## Exercise brief
Go through the entries below and collect each line with the string "xlabel" in it.
═════ Dataset records
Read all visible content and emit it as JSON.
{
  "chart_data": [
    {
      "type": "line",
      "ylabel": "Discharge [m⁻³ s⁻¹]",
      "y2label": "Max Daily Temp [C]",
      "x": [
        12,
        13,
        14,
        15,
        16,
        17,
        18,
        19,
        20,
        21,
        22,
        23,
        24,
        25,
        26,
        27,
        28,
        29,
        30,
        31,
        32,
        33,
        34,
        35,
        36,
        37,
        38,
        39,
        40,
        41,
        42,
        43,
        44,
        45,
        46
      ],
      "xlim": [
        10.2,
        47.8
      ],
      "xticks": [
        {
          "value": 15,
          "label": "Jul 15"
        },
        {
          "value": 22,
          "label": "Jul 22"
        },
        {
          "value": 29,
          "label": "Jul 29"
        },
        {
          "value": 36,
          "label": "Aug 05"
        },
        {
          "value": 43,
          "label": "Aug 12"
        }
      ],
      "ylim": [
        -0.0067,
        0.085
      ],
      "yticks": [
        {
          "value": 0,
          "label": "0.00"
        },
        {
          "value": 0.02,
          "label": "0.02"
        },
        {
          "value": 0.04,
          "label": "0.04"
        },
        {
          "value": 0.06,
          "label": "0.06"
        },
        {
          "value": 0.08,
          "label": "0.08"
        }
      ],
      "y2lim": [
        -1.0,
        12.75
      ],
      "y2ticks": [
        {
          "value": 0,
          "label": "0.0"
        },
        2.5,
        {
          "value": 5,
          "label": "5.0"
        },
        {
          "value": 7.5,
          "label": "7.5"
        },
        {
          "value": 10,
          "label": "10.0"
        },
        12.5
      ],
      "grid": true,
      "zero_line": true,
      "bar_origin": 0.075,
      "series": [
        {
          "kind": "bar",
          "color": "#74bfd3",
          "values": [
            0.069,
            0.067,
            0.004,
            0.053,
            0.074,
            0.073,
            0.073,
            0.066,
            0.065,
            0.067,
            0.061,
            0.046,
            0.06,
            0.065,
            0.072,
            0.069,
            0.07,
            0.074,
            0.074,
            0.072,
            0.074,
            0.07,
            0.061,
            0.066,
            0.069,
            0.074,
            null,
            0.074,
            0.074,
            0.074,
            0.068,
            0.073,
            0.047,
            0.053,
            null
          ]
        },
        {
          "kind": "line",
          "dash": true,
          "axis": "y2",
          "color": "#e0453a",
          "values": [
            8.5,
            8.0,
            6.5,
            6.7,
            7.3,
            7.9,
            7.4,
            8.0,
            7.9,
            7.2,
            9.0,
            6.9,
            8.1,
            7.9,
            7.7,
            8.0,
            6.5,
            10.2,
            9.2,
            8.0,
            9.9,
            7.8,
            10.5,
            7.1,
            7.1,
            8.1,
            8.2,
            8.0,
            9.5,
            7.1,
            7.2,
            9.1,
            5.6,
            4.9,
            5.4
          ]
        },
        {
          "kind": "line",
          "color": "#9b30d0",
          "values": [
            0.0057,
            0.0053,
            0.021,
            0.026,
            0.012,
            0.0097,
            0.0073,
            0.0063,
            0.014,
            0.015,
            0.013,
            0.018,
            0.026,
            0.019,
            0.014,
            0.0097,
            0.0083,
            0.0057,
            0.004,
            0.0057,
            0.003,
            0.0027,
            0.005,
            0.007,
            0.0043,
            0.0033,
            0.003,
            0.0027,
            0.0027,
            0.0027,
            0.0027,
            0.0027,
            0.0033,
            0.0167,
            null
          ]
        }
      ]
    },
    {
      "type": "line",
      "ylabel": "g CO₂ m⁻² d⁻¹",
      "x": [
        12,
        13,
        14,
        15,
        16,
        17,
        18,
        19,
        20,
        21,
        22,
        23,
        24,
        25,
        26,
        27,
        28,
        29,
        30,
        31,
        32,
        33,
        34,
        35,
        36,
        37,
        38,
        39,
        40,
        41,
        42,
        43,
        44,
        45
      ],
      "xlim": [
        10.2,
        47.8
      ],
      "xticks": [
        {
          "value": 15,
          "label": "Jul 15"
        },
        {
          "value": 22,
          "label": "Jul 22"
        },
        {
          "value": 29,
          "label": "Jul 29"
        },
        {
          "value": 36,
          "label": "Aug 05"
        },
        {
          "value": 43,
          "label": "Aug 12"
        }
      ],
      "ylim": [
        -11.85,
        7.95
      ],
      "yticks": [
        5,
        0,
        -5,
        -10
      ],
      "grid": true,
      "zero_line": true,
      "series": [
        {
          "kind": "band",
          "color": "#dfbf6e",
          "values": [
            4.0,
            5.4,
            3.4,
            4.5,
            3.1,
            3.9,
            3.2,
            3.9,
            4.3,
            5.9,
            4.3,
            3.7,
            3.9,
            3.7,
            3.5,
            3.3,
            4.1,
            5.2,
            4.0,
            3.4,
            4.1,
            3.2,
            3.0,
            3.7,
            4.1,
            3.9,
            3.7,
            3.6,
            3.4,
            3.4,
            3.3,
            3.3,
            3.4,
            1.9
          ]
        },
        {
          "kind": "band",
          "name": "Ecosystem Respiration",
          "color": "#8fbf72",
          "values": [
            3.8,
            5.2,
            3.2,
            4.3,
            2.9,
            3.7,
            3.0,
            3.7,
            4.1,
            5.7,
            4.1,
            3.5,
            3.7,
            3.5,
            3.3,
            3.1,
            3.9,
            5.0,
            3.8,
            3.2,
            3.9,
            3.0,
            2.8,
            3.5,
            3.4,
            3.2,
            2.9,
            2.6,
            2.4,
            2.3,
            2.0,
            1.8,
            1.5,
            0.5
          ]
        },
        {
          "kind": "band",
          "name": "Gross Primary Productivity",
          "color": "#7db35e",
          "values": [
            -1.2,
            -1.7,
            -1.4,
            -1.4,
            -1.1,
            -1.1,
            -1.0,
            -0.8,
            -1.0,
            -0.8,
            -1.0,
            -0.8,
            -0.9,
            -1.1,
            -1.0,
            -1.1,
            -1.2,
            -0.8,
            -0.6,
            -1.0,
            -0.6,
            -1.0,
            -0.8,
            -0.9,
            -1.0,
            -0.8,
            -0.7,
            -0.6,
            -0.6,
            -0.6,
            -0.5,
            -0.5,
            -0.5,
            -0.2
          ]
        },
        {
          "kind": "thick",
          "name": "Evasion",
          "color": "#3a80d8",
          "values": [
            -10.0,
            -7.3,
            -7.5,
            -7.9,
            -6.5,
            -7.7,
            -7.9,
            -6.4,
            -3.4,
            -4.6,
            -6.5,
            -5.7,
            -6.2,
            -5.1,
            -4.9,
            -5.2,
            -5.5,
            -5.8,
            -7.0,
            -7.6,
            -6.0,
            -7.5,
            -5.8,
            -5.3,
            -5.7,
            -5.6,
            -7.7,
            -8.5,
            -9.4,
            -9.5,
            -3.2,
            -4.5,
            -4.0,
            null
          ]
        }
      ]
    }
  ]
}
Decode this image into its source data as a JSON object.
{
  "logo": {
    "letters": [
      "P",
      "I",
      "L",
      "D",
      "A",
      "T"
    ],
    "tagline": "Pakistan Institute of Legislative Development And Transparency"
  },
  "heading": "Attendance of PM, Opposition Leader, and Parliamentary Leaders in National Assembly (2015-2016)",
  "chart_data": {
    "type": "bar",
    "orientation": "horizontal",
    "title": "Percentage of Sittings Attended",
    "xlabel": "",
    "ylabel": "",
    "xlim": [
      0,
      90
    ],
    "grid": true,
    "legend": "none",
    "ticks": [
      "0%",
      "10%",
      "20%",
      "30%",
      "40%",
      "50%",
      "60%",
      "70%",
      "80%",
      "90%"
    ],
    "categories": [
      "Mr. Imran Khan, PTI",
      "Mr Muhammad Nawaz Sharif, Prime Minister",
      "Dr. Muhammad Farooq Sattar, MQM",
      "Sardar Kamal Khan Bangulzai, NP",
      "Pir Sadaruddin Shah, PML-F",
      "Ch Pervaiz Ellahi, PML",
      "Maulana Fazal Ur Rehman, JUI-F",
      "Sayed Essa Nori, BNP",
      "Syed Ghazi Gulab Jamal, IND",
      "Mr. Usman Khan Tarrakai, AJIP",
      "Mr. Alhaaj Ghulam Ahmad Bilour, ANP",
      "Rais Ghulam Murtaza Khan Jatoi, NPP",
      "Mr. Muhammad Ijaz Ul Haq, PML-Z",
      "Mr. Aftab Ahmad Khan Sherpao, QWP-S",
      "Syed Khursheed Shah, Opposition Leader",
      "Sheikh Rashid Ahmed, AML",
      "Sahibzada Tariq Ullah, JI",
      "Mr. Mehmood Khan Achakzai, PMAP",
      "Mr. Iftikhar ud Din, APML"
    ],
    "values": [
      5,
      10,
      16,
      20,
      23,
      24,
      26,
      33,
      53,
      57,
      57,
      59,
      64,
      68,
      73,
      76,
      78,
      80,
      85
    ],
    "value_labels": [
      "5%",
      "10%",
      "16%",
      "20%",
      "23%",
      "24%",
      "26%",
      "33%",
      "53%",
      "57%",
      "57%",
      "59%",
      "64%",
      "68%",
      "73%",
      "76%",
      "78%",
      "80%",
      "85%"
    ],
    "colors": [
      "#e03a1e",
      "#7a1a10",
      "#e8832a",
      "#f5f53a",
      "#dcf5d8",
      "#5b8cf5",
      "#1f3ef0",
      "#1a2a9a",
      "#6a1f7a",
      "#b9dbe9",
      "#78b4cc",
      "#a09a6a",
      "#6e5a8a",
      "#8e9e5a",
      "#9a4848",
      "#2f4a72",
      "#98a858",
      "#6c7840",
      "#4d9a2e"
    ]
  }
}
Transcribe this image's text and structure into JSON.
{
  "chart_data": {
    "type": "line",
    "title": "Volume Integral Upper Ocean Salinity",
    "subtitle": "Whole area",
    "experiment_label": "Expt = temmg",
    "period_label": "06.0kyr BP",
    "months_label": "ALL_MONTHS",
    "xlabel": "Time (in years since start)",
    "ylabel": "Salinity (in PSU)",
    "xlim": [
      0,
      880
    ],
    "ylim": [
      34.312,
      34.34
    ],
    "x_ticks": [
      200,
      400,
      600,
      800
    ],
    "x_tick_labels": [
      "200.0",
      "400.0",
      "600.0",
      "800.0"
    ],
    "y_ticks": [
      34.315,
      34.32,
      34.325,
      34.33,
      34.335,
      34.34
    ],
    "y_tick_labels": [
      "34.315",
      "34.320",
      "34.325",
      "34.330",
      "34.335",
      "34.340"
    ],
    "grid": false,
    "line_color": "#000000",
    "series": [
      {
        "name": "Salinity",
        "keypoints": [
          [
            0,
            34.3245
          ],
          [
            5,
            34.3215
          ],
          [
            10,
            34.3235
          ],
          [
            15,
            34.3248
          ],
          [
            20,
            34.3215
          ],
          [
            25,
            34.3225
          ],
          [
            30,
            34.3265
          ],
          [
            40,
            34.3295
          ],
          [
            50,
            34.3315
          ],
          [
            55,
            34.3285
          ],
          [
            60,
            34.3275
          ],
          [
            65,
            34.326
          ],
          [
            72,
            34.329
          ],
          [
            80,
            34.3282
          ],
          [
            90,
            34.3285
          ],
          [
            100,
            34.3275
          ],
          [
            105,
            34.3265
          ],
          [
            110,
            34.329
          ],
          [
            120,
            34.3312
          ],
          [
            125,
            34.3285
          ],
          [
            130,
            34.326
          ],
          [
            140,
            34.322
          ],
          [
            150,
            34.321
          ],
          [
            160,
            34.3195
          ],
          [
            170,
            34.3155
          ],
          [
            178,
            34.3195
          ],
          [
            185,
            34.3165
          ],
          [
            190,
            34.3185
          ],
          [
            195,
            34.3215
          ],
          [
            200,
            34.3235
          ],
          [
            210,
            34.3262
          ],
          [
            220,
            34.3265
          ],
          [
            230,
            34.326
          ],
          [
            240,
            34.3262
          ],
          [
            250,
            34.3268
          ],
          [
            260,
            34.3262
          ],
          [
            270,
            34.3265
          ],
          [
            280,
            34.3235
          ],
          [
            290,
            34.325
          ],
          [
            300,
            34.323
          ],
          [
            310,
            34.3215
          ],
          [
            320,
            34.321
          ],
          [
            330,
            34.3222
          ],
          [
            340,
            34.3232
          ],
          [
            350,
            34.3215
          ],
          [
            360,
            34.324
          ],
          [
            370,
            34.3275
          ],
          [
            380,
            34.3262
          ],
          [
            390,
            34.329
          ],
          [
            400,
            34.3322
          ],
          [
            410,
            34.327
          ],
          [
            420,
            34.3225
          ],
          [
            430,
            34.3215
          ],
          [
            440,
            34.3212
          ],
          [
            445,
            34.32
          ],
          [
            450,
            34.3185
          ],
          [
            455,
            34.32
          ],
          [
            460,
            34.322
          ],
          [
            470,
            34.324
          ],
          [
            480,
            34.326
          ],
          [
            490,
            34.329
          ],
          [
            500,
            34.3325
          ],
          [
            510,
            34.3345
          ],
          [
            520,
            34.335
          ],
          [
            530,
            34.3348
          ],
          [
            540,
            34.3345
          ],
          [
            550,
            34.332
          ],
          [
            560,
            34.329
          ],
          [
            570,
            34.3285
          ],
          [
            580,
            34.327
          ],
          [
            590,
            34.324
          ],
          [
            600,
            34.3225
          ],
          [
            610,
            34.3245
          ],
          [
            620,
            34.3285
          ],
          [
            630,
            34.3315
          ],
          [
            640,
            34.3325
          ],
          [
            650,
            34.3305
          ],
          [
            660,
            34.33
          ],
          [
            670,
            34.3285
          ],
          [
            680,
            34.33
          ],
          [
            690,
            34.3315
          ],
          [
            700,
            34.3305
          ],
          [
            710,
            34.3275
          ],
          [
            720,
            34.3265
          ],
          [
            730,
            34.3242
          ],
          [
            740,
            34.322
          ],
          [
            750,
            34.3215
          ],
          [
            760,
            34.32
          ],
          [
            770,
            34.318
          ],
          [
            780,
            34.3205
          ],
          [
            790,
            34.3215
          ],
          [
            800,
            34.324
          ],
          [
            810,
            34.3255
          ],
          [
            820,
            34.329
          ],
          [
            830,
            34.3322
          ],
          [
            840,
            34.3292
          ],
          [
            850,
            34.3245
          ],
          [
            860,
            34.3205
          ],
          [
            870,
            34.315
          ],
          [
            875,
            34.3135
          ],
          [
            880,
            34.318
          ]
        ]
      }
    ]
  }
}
══════════
## Exercise answer
    "xlabel": "",
    "xlabel": "Time (in years since start)",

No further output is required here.